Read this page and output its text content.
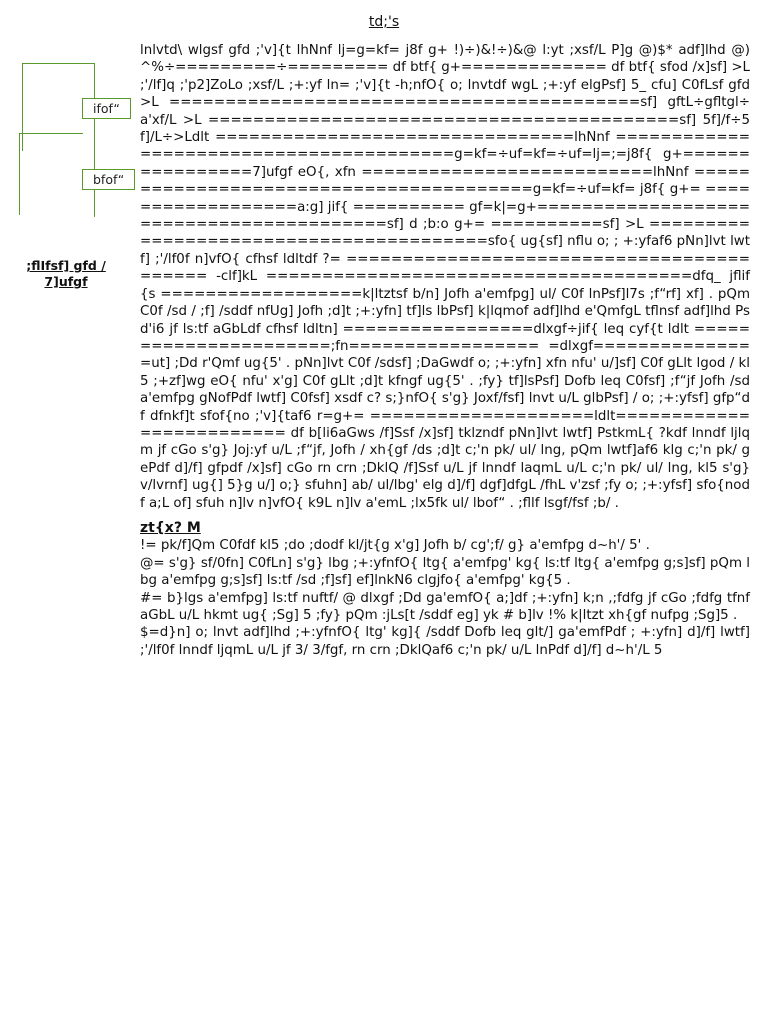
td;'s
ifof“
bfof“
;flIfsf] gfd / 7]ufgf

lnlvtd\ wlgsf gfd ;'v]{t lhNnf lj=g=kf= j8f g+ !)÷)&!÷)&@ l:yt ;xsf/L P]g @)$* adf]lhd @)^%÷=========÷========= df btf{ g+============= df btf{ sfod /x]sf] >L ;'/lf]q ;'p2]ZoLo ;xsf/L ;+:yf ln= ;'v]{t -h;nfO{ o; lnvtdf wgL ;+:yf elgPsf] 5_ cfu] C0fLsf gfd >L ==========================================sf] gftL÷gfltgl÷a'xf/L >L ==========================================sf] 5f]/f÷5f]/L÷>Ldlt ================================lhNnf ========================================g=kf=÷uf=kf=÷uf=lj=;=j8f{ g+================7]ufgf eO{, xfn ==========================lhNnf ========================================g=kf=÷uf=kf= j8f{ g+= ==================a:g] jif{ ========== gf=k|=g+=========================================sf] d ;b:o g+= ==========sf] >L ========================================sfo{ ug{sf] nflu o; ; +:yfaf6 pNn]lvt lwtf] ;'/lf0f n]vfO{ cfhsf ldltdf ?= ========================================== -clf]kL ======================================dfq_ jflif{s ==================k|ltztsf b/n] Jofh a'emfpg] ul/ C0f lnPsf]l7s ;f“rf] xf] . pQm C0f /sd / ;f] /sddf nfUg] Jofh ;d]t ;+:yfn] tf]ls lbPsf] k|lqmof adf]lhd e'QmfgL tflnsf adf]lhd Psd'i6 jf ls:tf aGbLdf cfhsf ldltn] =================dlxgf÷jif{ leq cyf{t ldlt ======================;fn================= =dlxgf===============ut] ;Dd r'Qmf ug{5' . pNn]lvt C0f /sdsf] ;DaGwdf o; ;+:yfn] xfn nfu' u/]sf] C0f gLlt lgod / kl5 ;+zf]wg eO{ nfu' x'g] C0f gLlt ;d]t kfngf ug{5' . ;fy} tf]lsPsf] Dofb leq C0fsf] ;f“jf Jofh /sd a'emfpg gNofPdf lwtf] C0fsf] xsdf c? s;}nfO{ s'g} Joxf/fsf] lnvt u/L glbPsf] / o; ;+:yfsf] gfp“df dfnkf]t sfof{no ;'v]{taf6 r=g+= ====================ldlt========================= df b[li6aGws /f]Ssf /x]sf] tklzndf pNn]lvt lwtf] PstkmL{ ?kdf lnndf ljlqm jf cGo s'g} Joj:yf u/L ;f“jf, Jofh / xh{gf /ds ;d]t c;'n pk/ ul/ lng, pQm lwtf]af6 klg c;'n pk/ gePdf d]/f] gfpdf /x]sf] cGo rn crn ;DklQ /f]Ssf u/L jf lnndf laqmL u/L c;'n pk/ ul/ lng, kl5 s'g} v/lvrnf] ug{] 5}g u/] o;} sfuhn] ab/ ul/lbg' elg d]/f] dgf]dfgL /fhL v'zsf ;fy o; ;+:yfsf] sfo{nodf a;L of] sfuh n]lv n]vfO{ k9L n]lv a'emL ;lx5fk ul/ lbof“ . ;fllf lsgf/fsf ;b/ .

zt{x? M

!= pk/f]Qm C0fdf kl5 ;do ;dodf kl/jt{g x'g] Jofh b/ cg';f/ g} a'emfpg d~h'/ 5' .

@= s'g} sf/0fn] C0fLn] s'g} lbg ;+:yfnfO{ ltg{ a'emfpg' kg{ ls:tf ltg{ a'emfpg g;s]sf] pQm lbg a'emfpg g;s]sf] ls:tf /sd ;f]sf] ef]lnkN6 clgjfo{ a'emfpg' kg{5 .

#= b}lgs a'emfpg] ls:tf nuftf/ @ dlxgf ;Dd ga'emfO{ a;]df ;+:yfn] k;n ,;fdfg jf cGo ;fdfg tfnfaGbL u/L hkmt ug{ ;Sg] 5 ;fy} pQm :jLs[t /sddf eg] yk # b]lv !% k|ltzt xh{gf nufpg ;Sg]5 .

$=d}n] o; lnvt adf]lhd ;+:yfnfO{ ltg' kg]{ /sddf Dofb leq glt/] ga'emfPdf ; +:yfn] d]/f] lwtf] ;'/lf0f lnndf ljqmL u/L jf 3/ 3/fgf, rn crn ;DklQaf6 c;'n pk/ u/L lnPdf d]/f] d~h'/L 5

==

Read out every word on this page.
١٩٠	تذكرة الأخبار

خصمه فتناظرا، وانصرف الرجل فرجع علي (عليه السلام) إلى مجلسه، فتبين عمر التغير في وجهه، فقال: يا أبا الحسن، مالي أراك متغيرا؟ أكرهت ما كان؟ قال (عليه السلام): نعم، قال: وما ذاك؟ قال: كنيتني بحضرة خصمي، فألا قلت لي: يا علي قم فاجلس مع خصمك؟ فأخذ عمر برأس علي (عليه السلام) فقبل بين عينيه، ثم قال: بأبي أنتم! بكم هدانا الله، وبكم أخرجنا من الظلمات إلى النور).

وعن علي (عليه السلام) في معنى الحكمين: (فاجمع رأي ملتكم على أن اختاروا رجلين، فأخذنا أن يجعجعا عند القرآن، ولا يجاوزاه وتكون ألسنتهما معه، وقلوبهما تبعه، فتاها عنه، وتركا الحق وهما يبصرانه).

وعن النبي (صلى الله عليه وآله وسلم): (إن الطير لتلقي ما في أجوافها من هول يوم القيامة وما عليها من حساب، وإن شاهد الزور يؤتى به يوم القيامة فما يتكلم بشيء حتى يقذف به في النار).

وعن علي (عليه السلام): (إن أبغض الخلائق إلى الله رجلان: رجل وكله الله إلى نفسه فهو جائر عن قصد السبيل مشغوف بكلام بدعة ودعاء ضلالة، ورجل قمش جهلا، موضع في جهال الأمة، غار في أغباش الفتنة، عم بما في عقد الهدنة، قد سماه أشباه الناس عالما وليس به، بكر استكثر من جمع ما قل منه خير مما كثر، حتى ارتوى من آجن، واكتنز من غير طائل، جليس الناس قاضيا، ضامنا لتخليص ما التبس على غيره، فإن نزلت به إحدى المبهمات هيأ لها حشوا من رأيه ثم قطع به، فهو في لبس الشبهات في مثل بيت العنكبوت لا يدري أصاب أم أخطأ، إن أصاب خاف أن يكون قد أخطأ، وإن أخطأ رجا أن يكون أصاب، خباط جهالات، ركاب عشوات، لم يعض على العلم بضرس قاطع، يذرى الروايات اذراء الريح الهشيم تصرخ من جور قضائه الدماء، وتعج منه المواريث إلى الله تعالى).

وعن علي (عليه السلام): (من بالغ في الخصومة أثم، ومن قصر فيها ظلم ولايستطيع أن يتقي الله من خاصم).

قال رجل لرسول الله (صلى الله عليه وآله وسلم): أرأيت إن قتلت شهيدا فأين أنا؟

● **PROMPT**
In the records above, how many lines include "page"? Give that number and nothing more.

● **CORRECT OUTPUT**
2